■ RAW DATA ■
⟨

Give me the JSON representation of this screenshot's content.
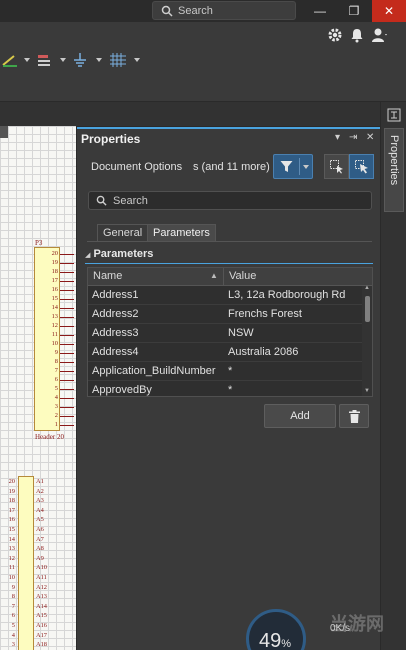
{
  "titlebar": {
    "search_placeholder": "Search",
    "minimize": "—",
    "restore": "❐",
    "close": "✕"
  },
  "toolbar": {
    "icons": [
      "wire-tool-icon",
      "bus-tool-icon",
      "ground-power-icon",
      "grid-icon",
      "gear-icon",
      "bell-icon",
      "user-icon"
    ]
  },
  "schematic": {
    "header_ref": "P3",
    "header_name": "Header 20",
    "header_pins": [
      "20",
      "19",
      "18",
      "17",
      "16",
      "15",
      "14",
      "13",
      "12",
      "11",
      "10",
      "9",
      "8",
      "7",
      "6",
      "5",
      "4",
      "3",
      "2",
      "1"
    ],
    "left_pins": [
      "20",
      "19",
      "18",
      "17",
      "16",
      "15",
      "14",
      "13",
      "12",
      "11",
      "10",
      "9",
      "8",
      "7",
      "6",
      "5",
      "4",
      "3"
    ],
    "right_pins": [
      "A1",
      "A2",
      "A3",
      "A4",
      "A5",
      "A6",
      "A7",
      "A8",
      "A9",
      "A10",
      "A11",
      "A12",
      "A13",
      "A14",
      "A15",
      "A16",
      "A17",
      "A18"
    ]
  },
  "panel": {
    "title": "Properties",
    "header_controls": [
      "▾",
      "⇥",
      "✕"
    ],
    "doc_options": "Document Options",
    "more_text": "s (and 11 more)",
    "search_placeholder": "Search",
    "tabs": [
      "General",
      "Parameters"
    ],
    "section_title": "Parameters",
    "columns": {
      "name": "Name",
      "value": "Value"
    },
    "rows": [
      {
        "name": "Address1",
        "value": "L3, 12a Rodborough Rd"
      },
      {
        "name": "Address2",
        "value": "Frenchs Forest"
      },
      {
        "name": "Address3",
        "value": "NSW"
      },
      {
        "name": "Address4",
        "value": "Australia 2086"
      },
      {
        "name": "Application_BuildNumber",
        "value": "*"
      },
      {
        "name": "ApprovedBy",
        "value": "*"
      }
    ],
    "add_label": "Add"
  },
  "dock": {
    "tab_label": "Properties"
  },
  "overlay": {
    "gauge_value": "49",
    "gauge_unit": "%",
    "net_speed": "0K/s",
    "watermark": "当游网"
  },
  "colors": {
    "accent": "#4aa3df",
    "close": "#c42b1c",
    "active_button": "#2f5c86"
  }
}
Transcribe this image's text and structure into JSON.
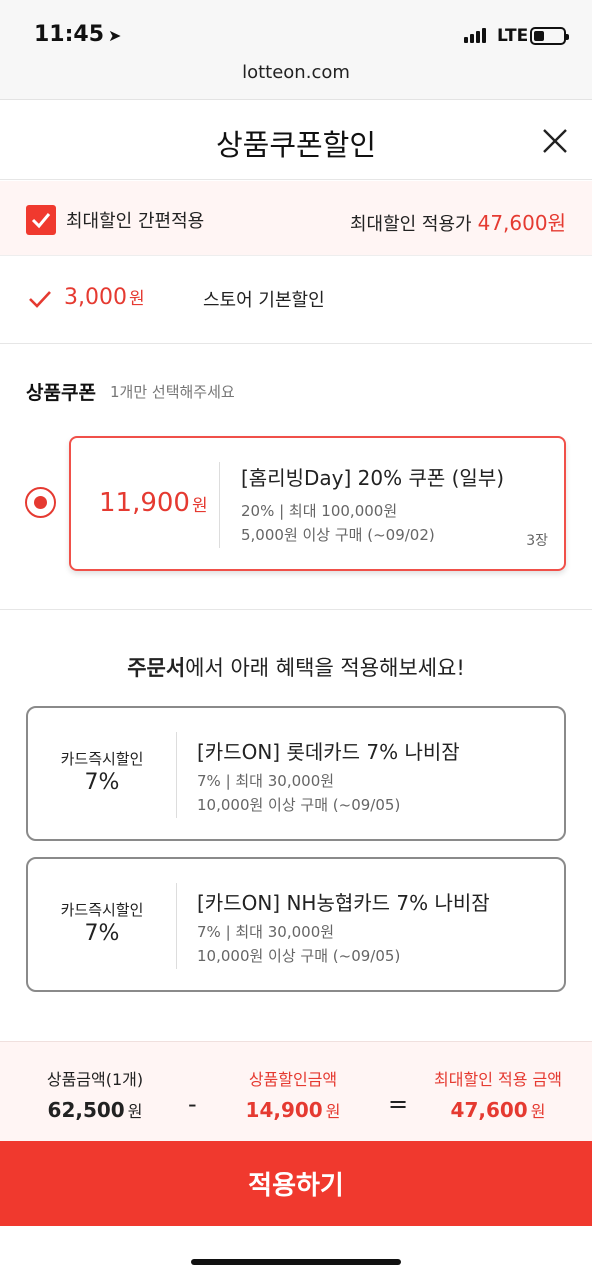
{
  "status_bar": {
    "time": "11:45",
    "network": "LTE"
  },
  "browser": {
    "url": "lotteon.com"
  },
  "header": {
    "title": "상품쿠폰할인"
  },
  "max_discount": {
    "label": "최대할인 간편적용",
    "price_label": "최대할인 적용가",
    "price": "47,600원",
    "checked": true
  },
  "store_discount": {
    "amount": "3,000",
    "currency": "원",
    "label": "스토어 기본할인"
  },
  "product_coupon": {
    "title": "상품쿠폰",
    "hint": "1개만 선택해주세요",
    "coupons": [
      {
        "amount": "11,900",
        "currency": "원",
        "name": "[홈리빙Day] 20% 쿠폰 (일부)",
        "detail1": "20% | 최대 100,000원",
        "detail2": "5,000원 이상 구매 (~09/02)",
        "count": "3장",
        "selected": true
      }
    ]
  },
  "order_benefits": {
    "title_bold": "주문서",
    "title_rest": "에서 아래 혜택을 적용해보세요!",
    "cards": [
      {
        "kind": "카드즉시할인",
        "percent": "7%",
        "name": "[카드ON] 롯데카드 7% 나비잠",
        "detail1": "7% | 최대 30,000원",
        "detail2": "10,000원 이상 구매 (~09/05)"
      },
      {
        "kind": "카드즉시할인",
        "percent": "7%",
        "name": "[카드ON] NH농협카드 7% 나비잠",
        "detail1": "7% | 최대 30,000원",
        "detail2": "10,000원 이상 구매 (~09/05)"
      }
    ]
  },
  "summary": {
    "product_label": "상품금액(1개)",
    "product_amount": "62,500",
    "minus": "-",
    "discount_label": "상품할인금액",
    "discount_amount": "14,900",
    "equals": "=",
    "final_label": "최대할인 적용 금액",
    "final_amount": "47,600",
    "currency": "원"
  },
  "apply_button": {
    "label": "적용하기"
  },
  "colors": {
    "accent": "#f0392e",
    "accent_text": "#e53a31",
    "bg_tint": "#fff5f4"
  }
}
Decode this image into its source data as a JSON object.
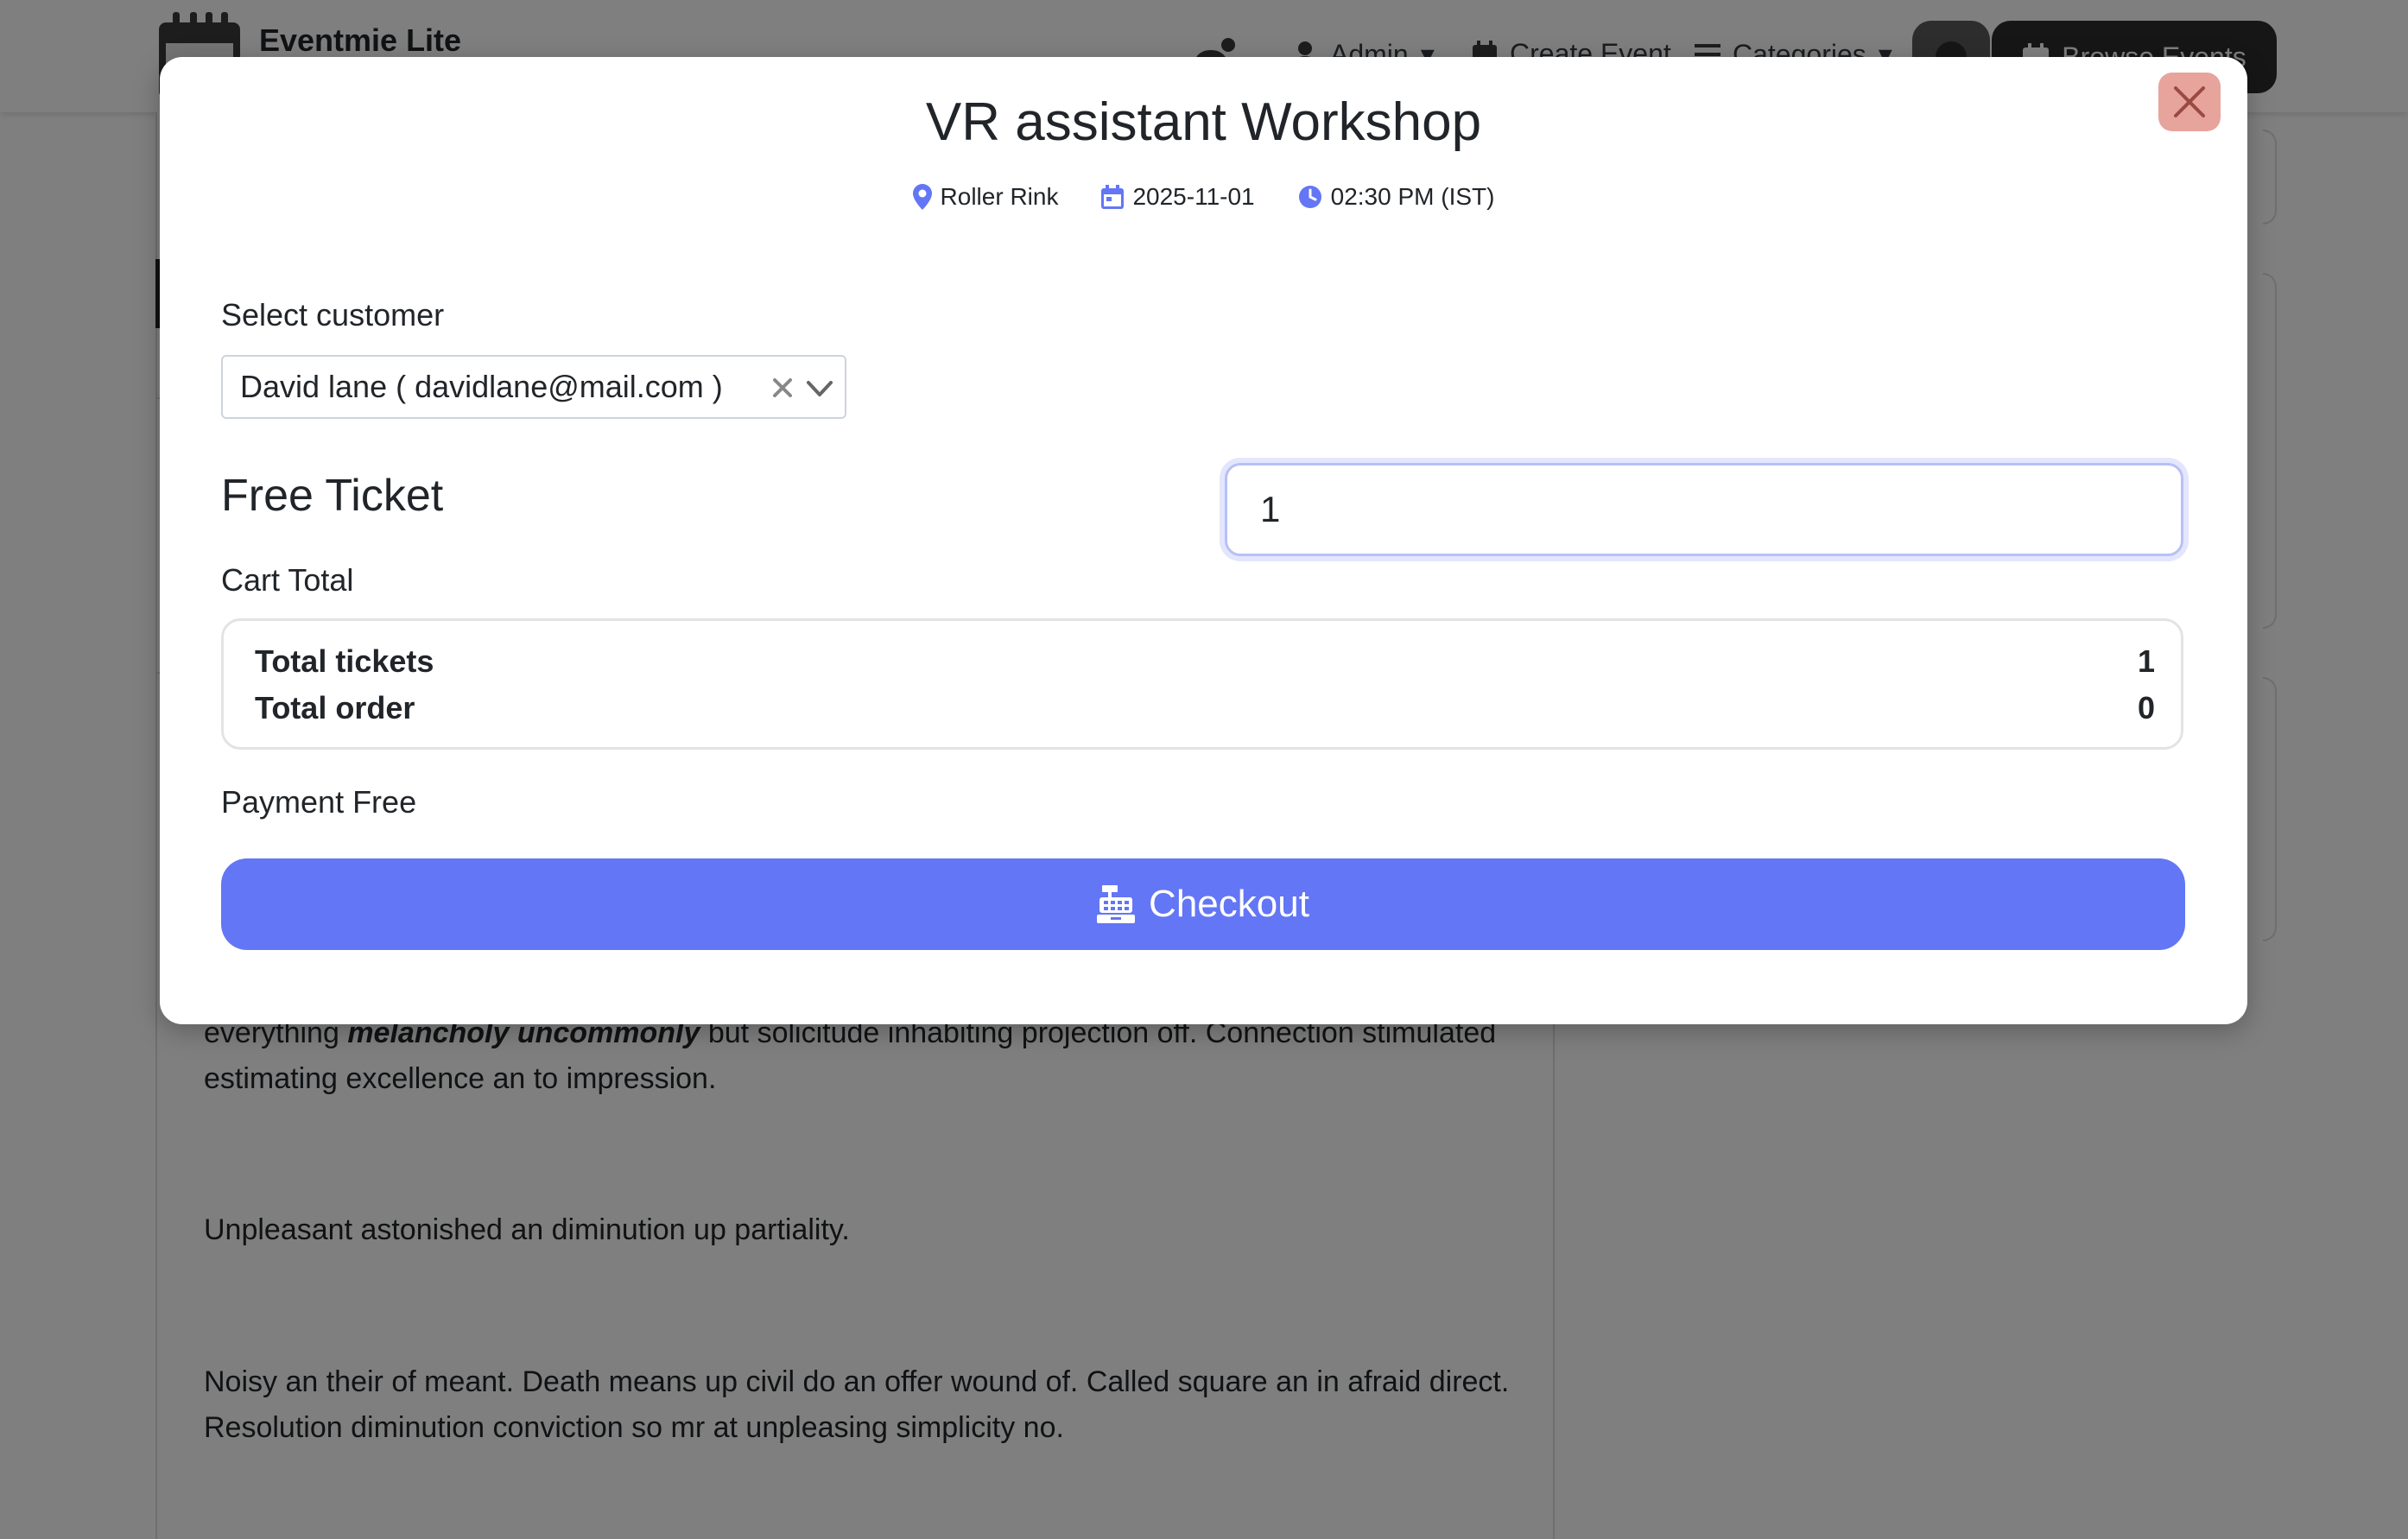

⟩

Restate the whole listing above exactly, except for its images.

■ ANSWER ■
Give me the JSON representation of this screenshot's content.
{
  "titlebar": {
    "search_placeholder": "Search",
    "minimize": "—",
    "restore": "❐",
    "close": "✕"
  },
  "toolbar": {
    "icons": [
      "wire-tool-icon",
      "bus-tool-icon",
      "ground-power-icon",
      "grid-icon",
      "gear-icon",
      "bell-icon",
      "user-icon"
    ]
  },
  "schematic": {
    "header_ref": "P3",
    "header_name": "Header 20",
    "header_pins": [
      "20",
      "19",
      "18",
      "17",
      "16",
      "15",
      "14",
      "13",
      "12",
      "11",
      "10",
      "9",
      "8",
      "7",
      "6",
      "5",
      "4",
      "3",
      "2",
      "1"
    ],
    "left_pins": [
      "20",
      "19",
      "18",
      "17",
      "16",
      "15",
      "14",
      "13",
      "12",
      "11",
      "10",
      "9",
      "8",
      "7",
      "6",
      "5",
      "4",
      "3"
    ],
    "right_pins": [
      "A1",
      "A2",
      "A3",
      "A4",
      "A5",
      "A6",
      "A7",
      "A8",
      "A9",
      "A10",
      "A11",
      "A12",
      "A13",
      "A14",
      "A15",
      "A16",
      "A17",
      "A18"
    ]
  },
  "panel": {
    "title": "Properties",
    "header_controls": [
      "▾",
      "⇥",
      "✕"
    ],
    "doc_options": "Document Options",
    "more_text": "s (and 11 more)",
    "search_placeholder": "Search",
    "tabs": [
      "General",
      "Parameters"
    ],
    "section_title": "Parameters",
    "columns": {
      "name": "Name",
      "value": "Value"
    },
    "rows": [
      {
        "name": "Address1",
        "value": "L3, 12a Rodborough Rd"
      },
      {
        "name": "Address2",
        "value": "Frenchs Forest"
      },
      {
        "name": "Address3",
        "value": "NSW"
      },
      {
        "name": "Address4",
        "value": "Australia 2086"
      },
      {
        "name": "Application_BuildNumber",
        "value": "*"
      },
      {
        "name": "ApprovedBy",
        "value": "*"
      }
    ],
    "add_label": "Add"
  },
  "dock": {
    "tab_label": "Properties"
  },
  "overlay": {
    "gauge_value": "49",
    "gauge_unit": "%",
    "net_speed": "0K/s",
    "watermark": "当游网"
  },
  "colors": {
    "accent": "#4aa3df",
    "close": "#c42b1c",
    "active_button": "#2f5c86"
  }
}
Transcribe this image's text and structure into JSON.
{
  "status_bar": {
    "time": "11:45",
    "network": "LTE"
  },
  "browser": {
    "url": "lotteon.com"
  },
  "header": {
    "title": "상품쿠폰할인"
  },
  "max_discount": {
    "label": "최대할인 간편적용",
    "price_label": "최대할인 적용가",
    "price": "47,600원",
    "checked": true
  },
  "store_discount": {
    "amount": "3,000",
    "currency": "원",
    "label": "스토어 기본할인"
  },
  "product_coupon": {
    "title": "상품쿠폰",
    "hint": "1개만 선택해주세요",
    "coupons": [
      {
        "amount": "11,900",
        "currency": "원",
        "name": "[홈리빙Day] 20% 쿠폰 (일부)",
        "detail1": "20% | 최대 100,000원",
        "detail2": "5,000원 이상 구매 (~09/02)",
        "count": "3장",
        "selected": true
      }
    ]
  },
  "order_benefits": {
    "title_bold": "주문서",
    "title_rest": "에서 아래 혜택을 적용해보세요!",
    "cards": [
      {
        "kind": "카드즉시할인",
        "percent": "7%",
        "name": "[카드ON] 롯데카드 7% 나비잠",
        "detail1": "7% | 최대 30,000원",
        "detail2": "10,000원 이상 구매 (~09/05)"
      },
      {
        "kind": "카드즉시할인",
        "percent": "7%",
        "name": "[카드ON] NH농협카드 7% 나비잠",
        "detail1": "7% | 최대 30,000원",
        "detail2": "10,000원 이상 구매 (~09/05)"
      }
    ]
  },
  "summary": {
    "product_label": "상품금액(1개)",
    "product_amount": "62,500",
    "minus": "-",
    "discount_label": "상품할인금액",
    "discount_amount": "14,900",
    "equals": "=",
    "final_label": "최대할인 적용 금액",
    "final_amount": "47,600",
    "currency": "원"
  },
  "apply_button": {
    "label": "적용하기"
  },
  "colors": {
    "accent": "#f0392e",
    "accent_text": "#e53a31",
    "bg_tint": "#fff5f4"
  }
}
Decode this image into its source data as a JSON object.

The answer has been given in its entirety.